Report how many lines contain "Slope". Give the number and nothing else.

§ **The input**
========================================================================

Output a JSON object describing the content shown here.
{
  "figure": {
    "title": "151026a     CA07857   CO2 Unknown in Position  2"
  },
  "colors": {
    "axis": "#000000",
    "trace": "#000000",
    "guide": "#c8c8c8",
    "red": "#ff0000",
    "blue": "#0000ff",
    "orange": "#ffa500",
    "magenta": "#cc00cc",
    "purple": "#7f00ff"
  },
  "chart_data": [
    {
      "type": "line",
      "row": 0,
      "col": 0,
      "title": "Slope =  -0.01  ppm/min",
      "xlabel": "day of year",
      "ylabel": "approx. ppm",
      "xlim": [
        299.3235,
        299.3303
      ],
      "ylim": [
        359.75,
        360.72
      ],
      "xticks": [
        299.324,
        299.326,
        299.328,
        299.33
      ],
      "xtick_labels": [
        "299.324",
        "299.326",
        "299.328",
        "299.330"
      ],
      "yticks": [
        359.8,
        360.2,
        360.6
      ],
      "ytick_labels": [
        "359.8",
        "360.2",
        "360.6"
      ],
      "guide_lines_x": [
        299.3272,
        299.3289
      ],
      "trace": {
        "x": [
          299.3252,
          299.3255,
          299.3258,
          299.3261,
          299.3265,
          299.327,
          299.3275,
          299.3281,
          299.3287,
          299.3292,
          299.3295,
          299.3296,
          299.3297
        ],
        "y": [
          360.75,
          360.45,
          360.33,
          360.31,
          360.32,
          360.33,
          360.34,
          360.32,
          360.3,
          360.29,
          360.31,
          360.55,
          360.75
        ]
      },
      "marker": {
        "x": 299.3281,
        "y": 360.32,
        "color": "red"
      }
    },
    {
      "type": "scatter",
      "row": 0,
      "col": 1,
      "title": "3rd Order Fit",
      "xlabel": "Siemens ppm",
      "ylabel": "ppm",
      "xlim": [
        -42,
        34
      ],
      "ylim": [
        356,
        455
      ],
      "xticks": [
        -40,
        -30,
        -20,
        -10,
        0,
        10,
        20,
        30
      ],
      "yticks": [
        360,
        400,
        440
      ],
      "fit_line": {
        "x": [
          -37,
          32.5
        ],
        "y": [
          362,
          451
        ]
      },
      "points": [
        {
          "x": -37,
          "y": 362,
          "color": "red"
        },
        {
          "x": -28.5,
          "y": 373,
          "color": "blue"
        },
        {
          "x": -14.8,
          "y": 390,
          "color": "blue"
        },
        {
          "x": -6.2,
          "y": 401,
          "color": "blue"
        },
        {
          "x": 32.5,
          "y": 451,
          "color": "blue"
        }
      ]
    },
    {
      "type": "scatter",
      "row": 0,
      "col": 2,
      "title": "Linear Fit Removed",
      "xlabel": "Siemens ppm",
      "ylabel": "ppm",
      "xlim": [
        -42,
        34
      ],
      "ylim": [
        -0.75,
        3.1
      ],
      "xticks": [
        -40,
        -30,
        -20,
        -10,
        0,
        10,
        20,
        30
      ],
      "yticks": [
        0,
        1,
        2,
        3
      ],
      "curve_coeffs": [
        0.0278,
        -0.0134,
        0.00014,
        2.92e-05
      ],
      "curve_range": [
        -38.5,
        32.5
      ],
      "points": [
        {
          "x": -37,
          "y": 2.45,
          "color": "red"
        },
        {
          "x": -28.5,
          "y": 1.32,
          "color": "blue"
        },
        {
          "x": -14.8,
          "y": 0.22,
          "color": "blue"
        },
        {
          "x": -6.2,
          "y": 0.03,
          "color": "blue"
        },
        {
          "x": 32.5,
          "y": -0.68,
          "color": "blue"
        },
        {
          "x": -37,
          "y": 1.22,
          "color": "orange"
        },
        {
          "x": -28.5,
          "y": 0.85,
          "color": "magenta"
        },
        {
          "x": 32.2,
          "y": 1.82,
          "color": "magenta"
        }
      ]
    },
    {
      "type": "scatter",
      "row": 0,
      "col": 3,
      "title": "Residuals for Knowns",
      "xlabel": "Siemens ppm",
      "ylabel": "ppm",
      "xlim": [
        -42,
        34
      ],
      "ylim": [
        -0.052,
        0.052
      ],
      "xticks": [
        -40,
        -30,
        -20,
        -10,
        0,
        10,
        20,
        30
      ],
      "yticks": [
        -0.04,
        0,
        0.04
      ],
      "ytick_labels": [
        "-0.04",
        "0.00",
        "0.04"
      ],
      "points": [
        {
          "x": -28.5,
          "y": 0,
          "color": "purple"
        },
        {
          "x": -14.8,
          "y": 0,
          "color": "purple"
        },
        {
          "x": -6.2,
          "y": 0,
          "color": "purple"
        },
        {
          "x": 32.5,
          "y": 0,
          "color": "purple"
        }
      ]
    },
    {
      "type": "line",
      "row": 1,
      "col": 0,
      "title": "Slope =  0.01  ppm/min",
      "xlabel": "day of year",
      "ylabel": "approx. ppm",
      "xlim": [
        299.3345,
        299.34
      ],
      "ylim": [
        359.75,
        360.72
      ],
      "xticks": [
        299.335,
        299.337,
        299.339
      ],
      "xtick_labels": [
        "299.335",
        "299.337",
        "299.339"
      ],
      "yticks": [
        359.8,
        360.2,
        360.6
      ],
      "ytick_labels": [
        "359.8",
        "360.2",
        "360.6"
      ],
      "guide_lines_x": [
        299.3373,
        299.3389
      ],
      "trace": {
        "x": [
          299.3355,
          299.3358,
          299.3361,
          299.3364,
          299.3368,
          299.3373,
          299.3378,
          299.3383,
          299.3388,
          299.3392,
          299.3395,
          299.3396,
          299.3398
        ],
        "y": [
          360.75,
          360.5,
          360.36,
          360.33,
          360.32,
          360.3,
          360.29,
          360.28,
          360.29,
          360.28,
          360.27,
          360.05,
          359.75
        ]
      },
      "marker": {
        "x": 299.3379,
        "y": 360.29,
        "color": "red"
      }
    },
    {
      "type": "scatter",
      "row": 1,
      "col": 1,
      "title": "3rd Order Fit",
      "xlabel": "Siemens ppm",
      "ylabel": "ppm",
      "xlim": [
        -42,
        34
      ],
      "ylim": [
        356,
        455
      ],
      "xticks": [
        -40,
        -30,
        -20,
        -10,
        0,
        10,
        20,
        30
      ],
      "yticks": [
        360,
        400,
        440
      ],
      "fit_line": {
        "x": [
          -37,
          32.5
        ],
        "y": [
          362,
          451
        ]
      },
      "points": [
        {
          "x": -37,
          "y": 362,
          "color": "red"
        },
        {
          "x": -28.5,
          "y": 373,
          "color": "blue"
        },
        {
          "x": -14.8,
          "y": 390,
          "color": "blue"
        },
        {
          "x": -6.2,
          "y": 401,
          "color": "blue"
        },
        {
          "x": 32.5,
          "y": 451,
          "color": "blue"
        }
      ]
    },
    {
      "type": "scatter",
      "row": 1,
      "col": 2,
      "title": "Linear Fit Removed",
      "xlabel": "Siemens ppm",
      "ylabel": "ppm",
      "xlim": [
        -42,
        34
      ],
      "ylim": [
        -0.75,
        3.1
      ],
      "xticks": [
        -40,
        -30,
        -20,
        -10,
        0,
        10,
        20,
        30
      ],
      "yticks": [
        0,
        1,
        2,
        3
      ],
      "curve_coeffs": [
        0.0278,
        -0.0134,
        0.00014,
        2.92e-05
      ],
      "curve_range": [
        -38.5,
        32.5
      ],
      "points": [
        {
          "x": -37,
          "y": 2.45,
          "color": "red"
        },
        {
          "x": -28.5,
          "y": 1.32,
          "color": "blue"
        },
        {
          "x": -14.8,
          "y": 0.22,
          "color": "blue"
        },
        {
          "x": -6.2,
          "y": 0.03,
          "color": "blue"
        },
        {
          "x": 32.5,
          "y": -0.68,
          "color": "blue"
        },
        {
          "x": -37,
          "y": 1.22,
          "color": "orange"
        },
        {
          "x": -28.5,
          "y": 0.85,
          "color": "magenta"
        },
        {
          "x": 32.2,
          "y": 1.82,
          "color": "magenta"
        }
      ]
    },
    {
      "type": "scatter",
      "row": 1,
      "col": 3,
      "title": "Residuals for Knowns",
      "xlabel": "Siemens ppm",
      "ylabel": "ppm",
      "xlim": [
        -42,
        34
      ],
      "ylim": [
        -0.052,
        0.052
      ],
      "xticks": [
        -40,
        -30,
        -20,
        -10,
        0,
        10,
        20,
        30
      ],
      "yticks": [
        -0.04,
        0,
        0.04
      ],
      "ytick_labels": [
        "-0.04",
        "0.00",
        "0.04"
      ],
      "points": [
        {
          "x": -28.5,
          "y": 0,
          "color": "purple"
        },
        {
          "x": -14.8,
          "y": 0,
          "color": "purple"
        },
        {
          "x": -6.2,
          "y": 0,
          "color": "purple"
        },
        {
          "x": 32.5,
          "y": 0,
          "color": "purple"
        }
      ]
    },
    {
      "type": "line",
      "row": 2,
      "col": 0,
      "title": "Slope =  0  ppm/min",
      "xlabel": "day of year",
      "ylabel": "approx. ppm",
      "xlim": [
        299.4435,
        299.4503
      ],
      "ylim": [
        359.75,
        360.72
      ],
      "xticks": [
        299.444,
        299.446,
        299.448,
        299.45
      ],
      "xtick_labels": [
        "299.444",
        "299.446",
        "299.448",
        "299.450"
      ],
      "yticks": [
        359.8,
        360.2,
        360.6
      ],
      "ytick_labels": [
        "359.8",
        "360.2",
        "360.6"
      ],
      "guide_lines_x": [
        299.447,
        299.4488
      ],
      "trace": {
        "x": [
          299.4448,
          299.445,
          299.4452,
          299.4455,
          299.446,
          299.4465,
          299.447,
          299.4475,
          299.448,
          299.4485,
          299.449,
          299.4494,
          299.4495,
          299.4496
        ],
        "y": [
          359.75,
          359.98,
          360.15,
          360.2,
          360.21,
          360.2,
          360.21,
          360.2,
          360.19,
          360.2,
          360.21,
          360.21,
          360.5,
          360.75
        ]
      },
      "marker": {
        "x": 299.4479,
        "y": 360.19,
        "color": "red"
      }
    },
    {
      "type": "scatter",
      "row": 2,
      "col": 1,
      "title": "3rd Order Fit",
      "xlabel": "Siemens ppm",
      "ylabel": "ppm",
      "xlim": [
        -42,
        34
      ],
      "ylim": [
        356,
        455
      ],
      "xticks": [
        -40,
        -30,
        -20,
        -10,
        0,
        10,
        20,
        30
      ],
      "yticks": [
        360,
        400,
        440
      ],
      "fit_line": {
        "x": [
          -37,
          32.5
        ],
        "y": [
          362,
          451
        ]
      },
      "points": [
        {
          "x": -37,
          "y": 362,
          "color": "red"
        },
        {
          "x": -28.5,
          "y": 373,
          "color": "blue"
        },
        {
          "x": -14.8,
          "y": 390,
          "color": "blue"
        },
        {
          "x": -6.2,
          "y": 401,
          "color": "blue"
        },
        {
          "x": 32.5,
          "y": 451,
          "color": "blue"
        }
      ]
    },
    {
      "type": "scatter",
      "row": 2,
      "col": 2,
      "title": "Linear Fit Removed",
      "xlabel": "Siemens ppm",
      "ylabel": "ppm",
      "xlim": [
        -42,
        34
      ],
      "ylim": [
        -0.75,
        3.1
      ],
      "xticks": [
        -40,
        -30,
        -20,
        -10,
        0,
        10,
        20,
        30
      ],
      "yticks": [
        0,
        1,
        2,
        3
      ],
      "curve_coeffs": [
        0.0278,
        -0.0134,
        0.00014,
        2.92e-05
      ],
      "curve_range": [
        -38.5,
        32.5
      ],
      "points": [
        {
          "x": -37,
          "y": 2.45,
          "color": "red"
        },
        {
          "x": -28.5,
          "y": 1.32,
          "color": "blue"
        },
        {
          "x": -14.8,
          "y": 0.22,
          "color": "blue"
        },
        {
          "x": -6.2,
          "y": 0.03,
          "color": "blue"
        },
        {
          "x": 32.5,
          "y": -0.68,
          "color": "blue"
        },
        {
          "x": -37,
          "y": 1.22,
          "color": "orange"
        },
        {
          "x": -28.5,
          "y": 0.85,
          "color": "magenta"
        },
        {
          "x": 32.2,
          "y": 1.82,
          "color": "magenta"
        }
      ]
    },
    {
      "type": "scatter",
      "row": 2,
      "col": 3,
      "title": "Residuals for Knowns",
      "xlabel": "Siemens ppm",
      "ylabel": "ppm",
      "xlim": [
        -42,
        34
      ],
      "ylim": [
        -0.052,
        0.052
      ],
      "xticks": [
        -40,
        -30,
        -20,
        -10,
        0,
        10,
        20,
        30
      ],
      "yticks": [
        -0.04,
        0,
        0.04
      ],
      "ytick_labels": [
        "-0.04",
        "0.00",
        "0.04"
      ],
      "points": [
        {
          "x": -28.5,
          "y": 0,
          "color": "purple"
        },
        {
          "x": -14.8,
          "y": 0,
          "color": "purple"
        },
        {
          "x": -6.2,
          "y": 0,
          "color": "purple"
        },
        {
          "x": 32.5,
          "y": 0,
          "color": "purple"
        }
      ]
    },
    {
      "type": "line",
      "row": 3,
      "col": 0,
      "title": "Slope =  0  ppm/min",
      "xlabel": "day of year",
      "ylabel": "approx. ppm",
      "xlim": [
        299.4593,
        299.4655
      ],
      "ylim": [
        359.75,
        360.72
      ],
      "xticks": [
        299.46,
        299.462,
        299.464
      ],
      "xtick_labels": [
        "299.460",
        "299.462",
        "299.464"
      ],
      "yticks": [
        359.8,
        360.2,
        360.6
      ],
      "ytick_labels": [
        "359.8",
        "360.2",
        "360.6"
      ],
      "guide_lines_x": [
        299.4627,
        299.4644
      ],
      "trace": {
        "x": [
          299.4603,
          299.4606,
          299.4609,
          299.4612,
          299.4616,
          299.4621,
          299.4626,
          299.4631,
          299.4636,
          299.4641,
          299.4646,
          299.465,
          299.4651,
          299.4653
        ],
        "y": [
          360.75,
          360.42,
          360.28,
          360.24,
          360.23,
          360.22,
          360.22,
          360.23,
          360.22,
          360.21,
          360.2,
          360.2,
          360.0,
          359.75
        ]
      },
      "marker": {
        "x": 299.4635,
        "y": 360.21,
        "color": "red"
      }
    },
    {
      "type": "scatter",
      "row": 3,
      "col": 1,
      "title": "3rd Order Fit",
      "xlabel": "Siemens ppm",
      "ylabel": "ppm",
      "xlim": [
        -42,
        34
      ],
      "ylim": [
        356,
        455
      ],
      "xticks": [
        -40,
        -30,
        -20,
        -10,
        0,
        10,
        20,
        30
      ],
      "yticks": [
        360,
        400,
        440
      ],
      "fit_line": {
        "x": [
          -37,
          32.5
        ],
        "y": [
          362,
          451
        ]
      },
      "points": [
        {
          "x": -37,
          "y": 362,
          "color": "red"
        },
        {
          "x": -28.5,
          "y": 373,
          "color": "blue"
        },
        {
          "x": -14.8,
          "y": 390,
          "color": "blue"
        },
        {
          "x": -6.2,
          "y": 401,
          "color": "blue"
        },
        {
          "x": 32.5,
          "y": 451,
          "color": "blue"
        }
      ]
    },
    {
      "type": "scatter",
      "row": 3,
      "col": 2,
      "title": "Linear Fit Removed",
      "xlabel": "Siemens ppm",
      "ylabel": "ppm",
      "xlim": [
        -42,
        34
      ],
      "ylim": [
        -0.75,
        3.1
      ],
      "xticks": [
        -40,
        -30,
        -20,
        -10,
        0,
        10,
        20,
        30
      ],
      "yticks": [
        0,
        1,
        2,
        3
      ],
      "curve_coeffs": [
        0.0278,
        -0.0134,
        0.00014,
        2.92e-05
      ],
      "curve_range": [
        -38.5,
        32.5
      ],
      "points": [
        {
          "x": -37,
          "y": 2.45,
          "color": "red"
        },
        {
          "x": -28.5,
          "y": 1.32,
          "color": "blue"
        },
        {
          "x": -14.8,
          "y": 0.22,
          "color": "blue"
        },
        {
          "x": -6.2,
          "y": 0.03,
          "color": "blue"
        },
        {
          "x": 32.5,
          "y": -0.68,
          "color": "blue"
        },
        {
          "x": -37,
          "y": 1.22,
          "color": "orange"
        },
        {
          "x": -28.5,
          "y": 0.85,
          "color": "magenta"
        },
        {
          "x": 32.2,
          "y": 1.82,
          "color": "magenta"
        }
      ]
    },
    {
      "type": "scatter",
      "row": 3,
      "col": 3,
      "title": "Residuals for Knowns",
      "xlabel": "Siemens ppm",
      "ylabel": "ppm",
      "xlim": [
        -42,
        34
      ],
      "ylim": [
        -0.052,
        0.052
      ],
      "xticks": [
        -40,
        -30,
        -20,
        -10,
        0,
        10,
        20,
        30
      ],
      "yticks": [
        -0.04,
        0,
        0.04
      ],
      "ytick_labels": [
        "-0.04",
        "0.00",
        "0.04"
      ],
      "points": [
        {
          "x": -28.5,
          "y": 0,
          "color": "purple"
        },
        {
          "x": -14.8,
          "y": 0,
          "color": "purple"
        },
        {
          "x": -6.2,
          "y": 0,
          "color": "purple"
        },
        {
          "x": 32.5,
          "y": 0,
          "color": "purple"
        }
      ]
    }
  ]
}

========================================================================

§ **Task answer**
4